Stored records
══════════════════════════════

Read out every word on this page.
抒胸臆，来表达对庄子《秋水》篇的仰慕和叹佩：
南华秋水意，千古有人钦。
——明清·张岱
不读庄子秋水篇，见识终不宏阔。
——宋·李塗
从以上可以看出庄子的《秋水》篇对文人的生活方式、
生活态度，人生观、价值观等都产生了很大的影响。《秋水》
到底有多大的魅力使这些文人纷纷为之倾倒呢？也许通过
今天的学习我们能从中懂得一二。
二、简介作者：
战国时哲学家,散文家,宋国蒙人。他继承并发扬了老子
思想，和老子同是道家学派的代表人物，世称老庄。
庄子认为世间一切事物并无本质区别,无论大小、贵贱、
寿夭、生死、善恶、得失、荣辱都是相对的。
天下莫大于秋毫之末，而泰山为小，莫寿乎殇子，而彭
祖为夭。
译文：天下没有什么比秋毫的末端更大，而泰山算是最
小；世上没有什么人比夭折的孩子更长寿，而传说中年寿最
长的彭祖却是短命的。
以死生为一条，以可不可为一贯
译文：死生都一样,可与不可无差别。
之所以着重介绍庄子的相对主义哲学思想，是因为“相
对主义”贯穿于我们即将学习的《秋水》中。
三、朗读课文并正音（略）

══════════════════════════════

* What you have to do *
Repeat the material above exactly.

* Answer to the exercise *
Read out every word on this page.
抒胸臆，来表达对庄子《秋水》篇的仰慕和叹佩：
南华秋水意，千古有人钦。
——明清·张岱
不读庄子秋水篇，见识终不宏阔。
——宋·李塗
从以上可以看出庄子的《秋水》篇对文人的生活方式、
生活态度，人生观、价值观等都产生了很大的影响。《秋水》
到底有多大的魅力使这些文人纷纷为之倾倒呢？也许通过
今天的学习我们能从中懂得一二。
二、简介作者：
战国时哲学家,散文家,宋国蒙人。他继承并发扬了老子
思想，和老子同是道家学派的代表人物，世称老庄。
庄子认为世间一切事物并无本质区别,无论大小、贵贱、
寿夭、生死、善恶、得失、荣辱都是相对的。
天下莫大于秋毫之末，而泰山为小，莫寿乎殇子，而彭
祖为夭。
译文：天下没有什么比秋毫的末端更大，而泰山算是最
小；世上没有什么人比夭折的孩子更长寿，而传说中年寿最
长的彭祖却是短命的。
以死生为一条，以可不可为一贯
译文：死生都一样,可与不可无差别。
之所以着重介绍庄子的相对主义哲学思想，是因为“相
对主义”贯穿于我们即将学习的《秋水》中。
三、朗读课文并正音（略）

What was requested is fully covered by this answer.